Dataset records
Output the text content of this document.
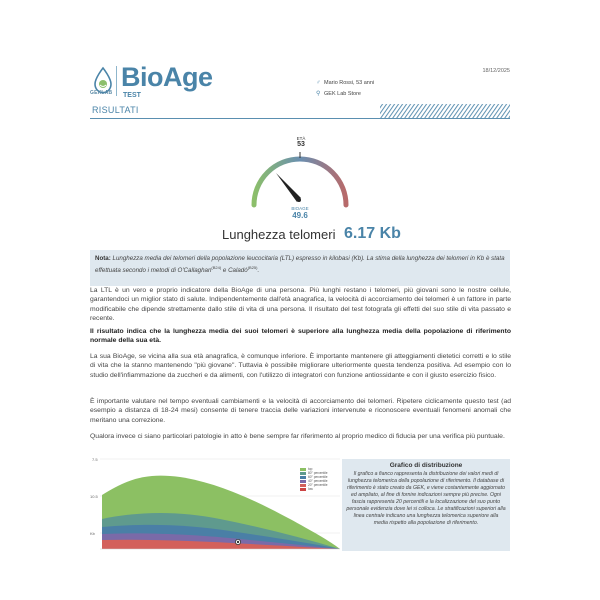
GEKLAB
BioAge
TEST
18/12/2025
♂ Mario Rossi, 53 anni
⚲ GEK Lab Store
RISULTATI
ETÀ
53
BIOAGE
49.6
Lunghezza telomeri 6.17 Kb
Nota: Lunghezza media dei telomeri della popolazione leucocitaria (LTL) espresso in kilobasi (Kb). La stima della lunghezza dei telomeri in Kb è stata effettuata secondo i metodi di O'Callaghan$^{(B24)}$ e Caladó$^{(B25)}$.

La LTL è un vero e proprio indicatore della BioAge di una persona. Più lunghi restano i telomeri, più giovani sono le nostre cellule, garantendoci un miglior stato di salute. Indipendentemente dall'età anagrafica, la velocità di accorciamento dei telomeri è un fattore in parte modificabile che dipende strettamente dallo stile di vita di una persona. Il risultato del test fotografa gli effetti del suo stile di vita passato e recente.

Il risultato indica che la lunghezza media dei suoi telomeri è superiore alla lunghezza media della popolazione di riferimento normale della sua età.

La sua BioAge, se vicina alla sua età anagrafica, è comunque inferiore. È importante mantenere gli atteggiamenti dietetici corretti e lo stile di vita che la stanno mantenendo "più giovane". Tuttavia è possibile migliorare ulteriormente questa tendenza positiva. Ad esempio con lo studio dell'infiammazione da zuccheri e da alimenti, con l'utilizzo di integratori con funzione antiossidante e con il giusto esercizio fisico.

È importante valutare nel tempo eventuali cambiamenti e la velocità di accorciamento dei telomeri. Ripetere ciclicamente questo test (ad esempio a distanza di 18-24 mesi) consente di tenere traccia delle variazioni intervenute e riconoscere eventuali fenomeni anomali che meritano una correzione.

Qualora invece ci siano particolari patologie in atto è bene sempre far riferimento al proprio medico di fiducia per una verifica più puntuale.

7.5
10.5
Kb
top
80° percentile
60° percentile
40° percentile
20° percentile
low
Grafico di distribuzione
Il grafico a fianco rappresenta la distribuzione dei valori medi di lunghezza telomerica della popolazione di riferimento. Il database di riferimento è stato creato da GEK, e viene costantemente aggiornato ed ampliato, al fine di fornire indicazioni sempre più precise. Ogni fascia rappresenta 20 percentili e la localizzazione del suo punto personale evidenzia dove lei si colloca. Le stratificazioni superiori alla linea centrale indicano una lunghezza telomerica superiore alla media rispetto alla popolazione di riferimento.
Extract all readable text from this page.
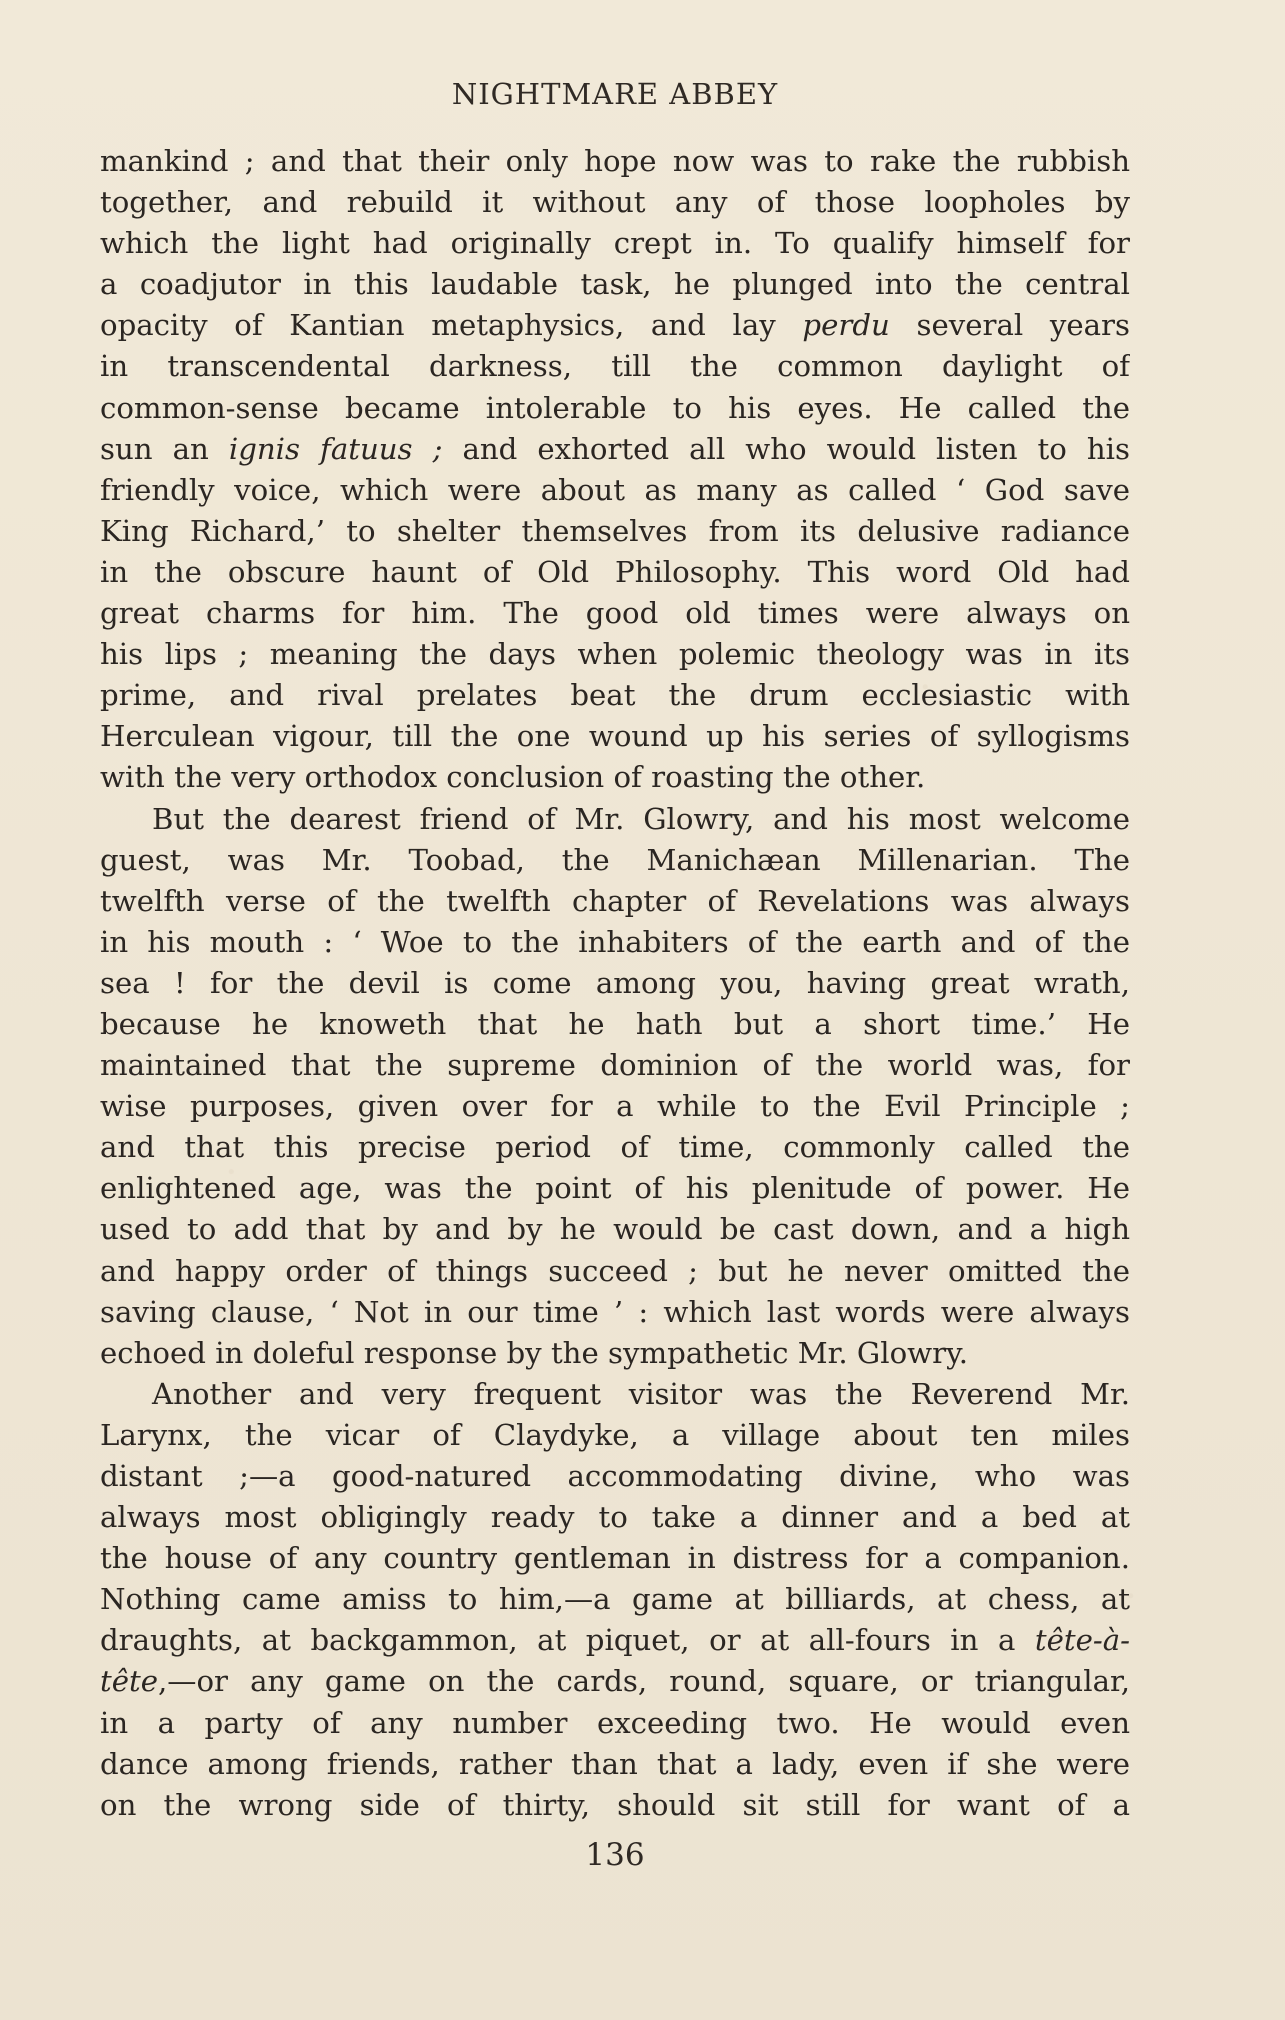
NIGHTMARE ABBEY
mankind ; and that their only hope now was to rake the rubbish
together, and rebuild it without any of those loopholes by
which the light had originally crept in. To qualify himself for
a coadjutor in this laudable task, he plunged into the central
opacity of Kantian metaphysics, and lay perdu several years
in transcendental darkness, till the common daylight of
common-sense became intolerable to his eyes. He called the
sun an ignis fatuus ; and exhorted all who would listen to his
friendly voice, which were about as many as called ‘ God save
King Richard,’ to shelter themselves from its delusive radiance
in the obscure haunt of Old Philosophy. This word Old had
great charms for him. The good old times were always on
his lips ; meaning the days when polemic theology was in its
prime, and rival prelates beat the drum ecclesiastic with
Herculean vigour, till the one wound up his series of syllogisms
with the very orthodox conclusion of roasting the other.
But the dearest friend of Mr. Glowry, and his most welcome
guest, was Mr. Toobad, the Manichæan Millenarian. The
twelfth verse of the twelfth chapter of Revelations was always
in his mouth : ‘ Woe to the inhabiters of the earth and of the
sea ! for the devil is come among you, having great wrath,
because he knoweth that he hath but a short time.’ He
maintained that the supreme dominion of the world was, for
wise purposes, given over for a while to the Evil Principle ;
and that this precise period of time, commonly called the
enlightened age, was the point of his plenitude of power. He
used to add that by and by he would be cast down, and a high
and happy order of things succeed ; but he never omitted the
saving clause, ‘ Not in our time ’ : which last words were always
echoed in doleful response by the sympathetic Mr. Glowry.
Another and very frequent visitor was the Reverend Mr.
Larynx, the vicar of Claydyke, a village about ten miles
distant ;—a good-natured accommodating divine, who was
always most obligingly ready to take a dinner and a bed at
the house of any country gentleman in distress for a companion.
Nothing came amiss to him,—a game at billiards, at chess, at
draughts, at backgammon, at piquet, or at all-fours in a tête-à-
tête,—or any game on the cards, round, square, or triangular,
in a party of any number exceeding two. He would even
dance among friends, rather than that a lady, even if she were
on the wrong side of thirty, should sit still for want of a
136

_TO BE DONE_: Return to the listing above and set it down exactly, leaving out its pictures.

_REPLY TO THE TASK_:
Output the text content of this document.
GEKLAB
BioAge
TEST
18/12/2025
♂ Mario Rossi, 53 anni
⚲ GEK Lab Store
RISULTATI
ETÀ
53
BIOAGE
49.6
Lunghezza telomeri 6.17 Kb
Nota: Lunghezza media dei telomeri della popolazione leucocitaria (LTL) espresso in kilobasi (Kb). La stima della lunghezza dei telomeri in Kb è stata effettuata secondo i metodi di O'Callaghan$^{(B24)}$ e Caladó$^{(B25)}$.

La LTL è un vero e proprio indicatore della BioAge di una persona. Più lunghi restano i telomeri, più giovani sono le nostre cellule, garantendoci un miglior stato di salute. Indipendentemente dall'età anagrafica, la velocità di accorciamento dei telomeri è un fattore in parte modificabile che dipende strettamente dallo stile di vita di una persona. Il risultato del test fotografa gli effetti del suo stile di vita passato e recente.

Il risultato indica che la lunghezza media dei suoi telomeri è superiore alla lunghezza media della popolazione di riferimento normale della sua età.

La sua BioAge, se vicina alla sua età anagrafica, è comunque inferiore. È importante mantenere gli atteggiamenti dietetici corretti e lo stile di vita che la stanno mantenendo "più giovane". Tuttavia è possibile migliorare ulteriormente questa tendenza positiva. Ad esempio con lo studio dell'infiammazione da zuccheri e da alimenti, con l'utilizzo di integratori con funzione antiossidante e con il giusto esercizio fisico.

È importante valutare nel tempo eventuali cambiamenti e la velocità di accorciamento dei telomeri. Ripetere ciclicamente questo test (ad esempio a distanza di 18-24 mesi) consente di tenere traccia delle variazioni intervenute e riconoscere eventuali fenomeni anomali che meritano una correzione.

Qualora invece ci siano particolari patologie in atto è bene sempre far riferimento al proprio medico di fiducia per una verifica più puntuale.

7.5
10.5
Kb
top
80° percentile
60° percentile
40° percentile
20° percentile
low
Grafico di distribuzione
Il grafico a fianco rappresenta la distribuzione dei valori medi di lunghezza telomerica della popolazione di riferimento. Il database di riferimento è stato creato da GEK, e viene costantemente aggiornato ed ampliato, al fine di fornire indicazioni sempre più precise. Ogni fascia rappresenta 20 percentili e la localizzazione del suo punto personale evidenzia dove lei si colloca. Le stratificazioni superiori alla linea centrale indicano una lunghezza telomerica superiore alla media rispetto alla popolazione di riferimento.
Extract all readable text from this page.
NIGHTMARE ABBEY
mankind ; and that their only hope now was to rake the rubbish
together, and rebuild it without any of those loopholes by
which the light had originally crept in. To qualify himself for
a coadjutor in this laudable task, he plunged into the central
opacity of Kantian metaphysics, and lay perdu several years
in transcendental darkness, till the common daylight of
common-sense became intolerable to his eyes. He called the
sun an ignis fatuus ; and exhorted all who would listen to his
friendly voice, which were about as many as called ‘ God save
King Richard,’ to shelter themselves from its delusive radiance
in the obscure haunt of Old Philosophy. This word Old had
great charms for him. The good old times were always on
his lips ; meaning the days when polemic theology was in its
prime, and rival prelates beat the drum ecclesiastic with
Herculean vigour, till the one wound up his series of syllogisms
with the very orthodox conclusion of roasting the other.
But the dearest friend of Mr. Glowry, and his most welcome
guest, was Mr. Toobad, the Manichæan Millenarian. The
twelfth verse of the twelfth chapter of Revelations was always
in his mouth : ‘ Woe to the inhabiters of the earth and of the
sea ! for the devil is come among you, having great wrath,
because he knoweth that he hath but a short time.’ He
maintained that the supreme dominion of the world was, for
wise purposes, given over for a while to the Evil Principle ;
and that this precise period of time, commonly called the
enlightened age, was the point of his plenitude of power. He
used to add that by and by he would be cast down, and a high
and happy order of things succeed ; but he never omitted the
saving clause, ‘ Not in our time ’ : which last words were always
echoed in doleful response by the sympathetic Mr. Glowry.
Another and very frequent visitor was the Reverend Mr.
Larynx, the vicar of Claydyke, a village about ten miles
distant ;—a good-natured accommodating divine, who was
always most obligingly ready to take a dinner and a bed at
the house of any country gentleman in distress for a companion.
Nothing came amiss to him,—a game at billiards, at chess, at
draughts, at backgammon, at piquet, or at all-fours in a tête-à-
tête,—or any game on the cards, round, square, or triangular,
in a party of any number exceeding two. He would even
dance among friends, rather than that a lady, even if she were
on the wrong side of thirty, should sit still for want of a
136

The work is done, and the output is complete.